▽

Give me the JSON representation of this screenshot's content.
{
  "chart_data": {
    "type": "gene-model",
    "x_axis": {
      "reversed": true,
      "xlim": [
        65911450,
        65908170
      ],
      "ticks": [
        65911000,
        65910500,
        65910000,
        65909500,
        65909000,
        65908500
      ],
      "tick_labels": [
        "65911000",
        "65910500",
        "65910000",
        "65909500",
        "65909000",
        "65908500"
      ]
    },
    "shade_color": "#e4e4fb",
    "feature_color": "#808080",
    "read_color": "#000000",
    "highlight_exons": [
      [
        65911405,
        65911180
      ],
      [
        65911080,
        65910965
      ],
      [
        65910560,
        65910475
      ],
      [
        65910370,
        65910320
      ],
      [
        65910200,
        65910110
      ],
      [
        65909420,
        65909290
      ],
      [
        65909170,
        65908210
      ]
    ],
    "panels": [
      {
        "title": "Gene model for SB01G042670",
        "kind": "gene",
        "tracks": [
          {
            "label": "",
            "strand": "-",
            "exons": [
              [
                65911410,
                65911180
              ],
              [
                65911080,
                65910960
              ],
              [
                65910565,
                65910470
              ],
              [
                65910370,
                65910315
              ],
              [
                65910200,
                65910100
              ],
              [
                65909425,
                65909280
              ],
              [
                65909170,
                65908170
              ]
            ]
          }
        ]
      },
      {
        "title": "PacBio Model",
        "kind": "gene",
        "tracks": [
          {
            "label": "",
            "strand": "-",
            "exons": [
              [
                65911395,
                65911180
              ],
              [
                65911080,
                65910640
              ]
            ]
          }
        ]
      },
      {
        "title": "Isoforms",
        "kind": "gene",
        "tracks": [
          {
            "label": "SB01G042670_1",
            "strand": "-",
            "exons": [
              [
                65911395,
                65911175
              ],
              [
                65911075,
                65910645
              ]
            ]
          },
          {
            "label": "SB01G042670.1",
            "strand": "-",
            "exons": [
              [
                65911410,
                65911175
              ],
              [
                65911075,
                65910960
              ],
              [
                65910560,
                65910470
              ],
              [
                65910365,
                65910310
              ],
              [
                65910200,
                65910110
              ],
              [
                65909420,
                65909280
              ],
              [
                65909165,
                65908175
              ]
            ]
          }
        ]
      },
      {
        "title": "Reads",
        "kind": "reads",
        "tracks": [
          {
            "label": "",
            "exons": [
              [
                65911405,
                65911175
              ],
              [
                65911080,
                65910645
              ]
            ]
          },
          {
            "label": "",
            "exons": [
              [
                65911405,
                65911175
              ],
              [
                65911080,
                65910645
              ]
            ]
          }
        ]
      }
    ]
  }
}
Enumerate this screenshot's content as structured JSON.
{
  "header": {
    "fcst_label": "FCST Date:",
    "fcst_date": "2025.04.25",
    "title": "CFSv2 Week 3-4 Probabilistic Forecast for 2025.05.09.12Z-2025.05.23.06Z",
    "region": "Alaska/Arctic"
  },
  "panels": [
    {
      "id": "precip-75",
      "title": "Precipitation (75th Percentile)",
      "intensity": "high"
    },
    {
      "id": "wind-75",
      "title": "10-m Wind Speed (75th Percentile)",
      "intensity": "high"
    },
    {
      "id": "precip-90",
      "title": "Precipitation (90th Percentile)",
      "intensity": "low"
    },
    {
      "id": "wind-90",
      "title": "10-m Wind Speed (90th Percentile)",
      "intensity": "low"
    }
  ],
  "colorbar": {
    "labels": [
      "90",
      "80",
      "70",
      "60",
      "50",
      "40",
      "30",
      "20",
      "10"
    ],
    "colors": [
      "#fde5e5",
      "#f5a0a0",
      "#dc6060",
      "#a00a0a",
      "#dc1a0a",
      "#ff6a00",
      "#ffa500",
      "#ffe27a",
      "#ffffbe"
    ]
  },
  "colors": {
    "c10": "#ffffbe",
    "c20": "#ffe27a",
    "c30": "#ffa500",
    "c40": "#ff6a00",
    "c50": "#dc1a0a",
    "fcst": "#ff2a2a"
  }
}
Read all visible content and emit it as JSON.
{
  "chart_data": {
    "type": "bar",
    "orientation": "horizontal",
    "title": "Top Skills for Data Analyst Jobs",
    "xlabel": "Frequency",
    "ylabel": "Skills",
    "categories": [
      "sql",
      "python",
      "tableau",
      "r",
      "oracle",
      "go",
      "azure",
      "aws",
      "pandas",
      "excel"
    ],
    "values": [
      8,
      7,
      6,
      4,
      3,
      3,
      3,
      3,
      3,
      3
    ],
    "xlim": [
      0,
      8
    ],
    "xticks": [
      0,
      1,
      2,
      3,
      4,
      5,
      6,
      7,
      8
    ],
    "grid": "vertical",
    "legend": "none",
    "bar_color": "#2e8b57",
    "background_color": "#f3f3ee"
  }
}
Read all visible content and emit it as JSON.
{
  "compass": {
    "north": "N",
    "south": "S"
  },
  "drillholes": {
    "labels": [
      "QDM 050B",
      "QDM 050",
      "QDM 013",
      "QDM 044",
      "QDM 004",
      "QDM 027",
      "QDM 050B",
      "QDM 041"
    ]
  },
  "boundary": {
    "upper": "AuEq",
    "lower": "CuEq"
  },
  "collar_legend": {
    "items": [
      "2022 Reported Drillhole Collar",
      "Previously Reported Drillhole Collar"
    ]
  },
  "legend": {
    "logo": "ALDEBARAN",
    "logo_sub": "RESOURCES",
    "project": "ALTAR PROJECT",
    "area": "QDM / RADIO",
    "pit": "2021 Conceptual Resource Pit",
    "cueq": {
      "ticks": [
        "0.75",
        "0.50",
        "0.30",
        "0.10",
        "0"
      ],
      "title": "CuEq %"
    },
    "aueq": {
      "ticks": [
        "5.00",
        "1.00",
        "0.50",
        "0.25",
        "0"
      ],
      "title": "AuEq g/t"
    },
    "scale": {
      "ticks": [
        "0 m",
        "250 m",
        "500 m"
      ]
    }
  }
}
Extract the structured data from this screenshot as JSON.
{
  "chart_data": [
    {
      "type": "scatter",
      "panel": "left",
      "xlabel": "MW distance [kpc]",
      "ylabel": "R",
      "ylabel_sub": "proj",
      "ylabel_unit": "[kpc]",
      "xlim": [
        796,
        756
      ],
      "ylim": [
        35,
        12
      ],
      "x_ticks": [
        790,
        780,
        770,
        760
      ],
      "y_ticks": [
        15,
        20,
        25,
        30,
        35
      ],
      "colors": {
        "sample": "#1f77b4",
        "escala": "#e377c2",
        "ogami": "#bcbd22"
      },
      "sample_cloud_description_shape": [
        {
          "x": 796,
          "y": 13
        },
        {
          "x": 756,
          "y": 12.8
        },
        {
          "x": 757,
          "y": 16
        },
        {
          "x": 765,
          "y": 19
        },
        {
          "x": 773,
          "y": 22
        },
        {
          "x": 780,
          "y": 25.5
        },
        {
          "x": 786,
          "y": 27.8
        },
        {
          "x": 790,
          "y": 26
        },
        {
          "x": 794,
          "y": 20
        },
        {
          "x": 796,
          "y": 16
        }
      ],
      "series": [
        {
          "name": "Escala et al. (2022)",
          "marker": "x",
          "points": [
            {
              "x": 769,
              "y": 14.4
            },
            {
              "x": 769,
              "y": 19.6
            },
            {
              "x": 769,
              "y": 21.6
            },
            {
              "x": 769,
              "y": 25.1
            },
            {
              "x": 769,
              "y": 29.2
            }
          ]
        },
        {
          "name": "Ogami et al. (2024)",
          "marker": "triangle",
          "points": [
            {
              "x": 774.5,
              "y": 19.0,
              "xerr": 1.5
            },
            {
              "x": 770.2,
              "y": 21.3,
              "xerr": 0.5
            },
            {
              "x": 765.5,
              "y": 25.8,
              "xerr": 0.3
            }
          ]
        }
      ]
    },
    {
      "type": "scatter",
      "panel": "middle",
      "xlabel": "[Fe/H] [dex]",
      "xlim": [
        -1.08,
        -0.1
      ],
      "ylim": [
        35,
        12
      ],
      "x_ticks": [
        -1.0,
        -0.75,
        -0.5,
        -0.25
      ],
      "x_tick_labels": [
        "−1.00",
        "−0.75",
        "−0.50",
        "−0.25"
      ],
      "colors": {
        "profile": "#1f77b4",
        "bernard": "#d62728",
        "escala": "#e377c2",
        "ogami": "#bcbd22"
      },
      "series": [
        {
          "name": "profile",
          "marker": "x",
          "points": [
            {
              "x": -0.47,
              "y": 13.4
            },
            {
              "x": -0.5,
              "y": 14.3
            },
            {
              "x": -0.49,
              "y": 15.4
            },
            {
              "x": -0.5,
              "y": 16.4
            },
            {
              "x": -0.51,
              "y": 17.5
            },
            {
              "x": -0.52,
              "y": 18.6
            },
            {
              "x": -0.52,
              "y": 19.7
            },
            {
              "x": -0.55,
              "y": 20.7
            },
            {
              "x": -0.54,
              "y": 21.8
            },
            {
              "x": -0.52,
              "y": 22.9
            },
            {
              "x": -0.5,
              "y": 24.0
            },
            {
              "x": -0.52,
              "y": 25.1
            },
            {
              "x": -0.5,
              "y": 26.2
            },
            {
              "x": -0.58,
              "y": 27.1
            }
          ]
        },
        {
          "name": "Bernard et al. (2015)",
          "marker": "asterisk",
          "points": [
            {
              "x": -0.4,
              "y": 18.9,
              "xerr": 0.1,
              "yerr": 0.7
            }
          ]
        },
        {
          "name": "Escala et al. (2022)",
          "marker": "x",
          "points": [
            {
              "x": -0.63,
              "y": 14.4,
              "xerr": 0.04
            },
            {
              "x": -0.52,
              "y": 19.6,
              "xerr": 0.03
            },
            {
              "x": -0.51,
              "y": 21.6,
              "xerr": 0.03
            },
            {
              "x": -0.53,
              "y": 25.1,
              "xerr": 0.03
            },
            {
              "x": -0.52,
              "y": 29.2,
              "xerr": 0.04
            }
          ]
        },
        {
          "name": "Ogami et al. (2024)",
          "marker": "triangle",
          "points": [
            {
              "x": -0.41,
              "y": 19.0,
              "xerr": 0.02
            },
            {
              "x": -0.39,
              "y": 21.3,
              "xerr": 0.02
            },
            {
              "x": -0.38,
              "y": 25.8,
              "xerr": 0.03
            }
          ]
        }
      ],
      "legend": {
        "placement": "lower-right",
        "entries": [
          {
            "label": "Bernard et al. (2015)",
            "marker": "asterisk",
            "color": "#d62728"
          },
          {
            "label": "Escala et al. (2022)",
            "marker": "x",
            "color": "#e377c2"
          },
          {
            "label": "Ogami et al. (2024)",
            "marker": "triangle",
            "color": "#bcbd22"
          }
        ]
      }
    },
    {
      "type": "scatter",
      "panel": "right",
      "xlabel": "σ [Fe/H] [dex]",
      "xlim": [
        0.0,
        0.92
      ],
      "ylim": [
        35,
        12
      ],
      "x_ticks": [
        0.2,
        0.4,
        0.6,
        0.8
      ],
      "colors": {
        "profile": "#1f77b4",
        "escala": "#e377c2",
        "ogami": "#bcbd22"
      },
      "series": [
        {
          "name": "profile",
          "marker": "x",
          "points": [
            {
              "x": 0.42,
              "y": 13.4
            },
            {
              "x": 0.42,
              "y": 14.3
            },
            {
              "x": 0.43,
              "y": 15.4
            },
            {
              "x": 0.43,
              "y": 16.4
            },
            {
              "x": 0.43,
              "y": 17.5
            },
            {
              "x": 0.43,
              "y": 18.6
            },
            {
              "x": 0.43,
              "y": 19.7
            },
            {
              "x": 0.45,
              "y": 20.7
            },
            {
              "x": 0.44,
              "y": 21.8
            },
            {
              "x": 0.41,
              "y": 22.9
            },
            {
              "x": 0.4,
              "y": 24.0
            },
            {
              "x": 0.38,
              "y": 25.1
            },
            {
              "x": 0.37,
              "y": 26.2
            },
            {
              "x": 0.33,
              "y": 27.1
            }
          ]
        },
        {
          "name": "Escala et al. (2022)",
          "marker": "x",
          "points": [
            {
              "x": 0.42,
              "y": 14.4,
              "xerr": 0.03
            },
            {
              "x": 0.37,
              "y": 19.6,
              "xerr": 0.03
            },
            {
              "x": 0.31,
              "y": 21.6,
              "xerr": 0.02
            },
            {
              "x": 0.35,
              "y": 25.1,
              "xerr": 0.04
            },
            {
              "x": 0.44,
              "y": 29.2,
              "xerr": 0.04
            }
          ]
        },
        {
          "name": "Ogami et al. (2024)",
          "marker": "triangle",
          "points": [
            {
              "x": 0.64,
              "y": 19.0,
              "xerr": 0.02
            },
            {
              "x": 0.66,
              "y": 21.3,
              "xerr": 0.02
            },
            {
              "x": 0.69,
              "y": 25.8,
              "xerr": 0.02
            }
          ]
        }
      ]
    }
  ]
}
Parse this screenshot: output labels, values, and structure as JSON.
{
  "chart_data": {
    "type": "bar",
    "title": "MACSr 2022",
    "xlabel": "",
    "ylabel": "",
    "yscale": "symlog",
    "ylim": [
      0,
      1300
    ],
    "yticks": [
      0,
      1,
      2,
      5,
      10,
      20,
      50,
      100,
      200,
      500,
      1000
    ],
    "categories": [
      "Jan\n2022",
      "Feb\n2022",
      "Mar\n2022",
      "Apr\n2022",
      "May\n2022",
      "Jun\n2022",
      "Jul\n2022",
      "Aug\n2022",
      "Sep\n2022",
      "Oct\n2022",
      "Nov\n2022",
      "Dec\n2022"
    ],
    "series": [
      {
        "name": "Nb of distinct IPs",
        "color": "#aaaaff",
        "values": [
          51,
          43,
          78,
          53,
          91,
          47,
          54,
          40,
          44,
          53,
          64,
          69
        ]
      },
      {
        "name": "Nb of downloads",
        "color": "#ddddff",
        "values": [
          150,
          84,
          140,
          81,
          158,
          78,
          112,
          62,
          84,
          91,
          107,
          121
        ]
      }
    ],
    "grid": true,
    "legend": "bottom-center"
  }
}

△

### What you are asked to do
Find the word "Percentile" in the records and pull out each line that has it.

### Exercise result
      "title": "Precipitation (75th Percentile)",
      "title": "10-m Wind Speed (75th Percentile)",
      "title": "Precipitation (90th Percentile)",
      "title": "10-m Wind Speed (90th Percentile)",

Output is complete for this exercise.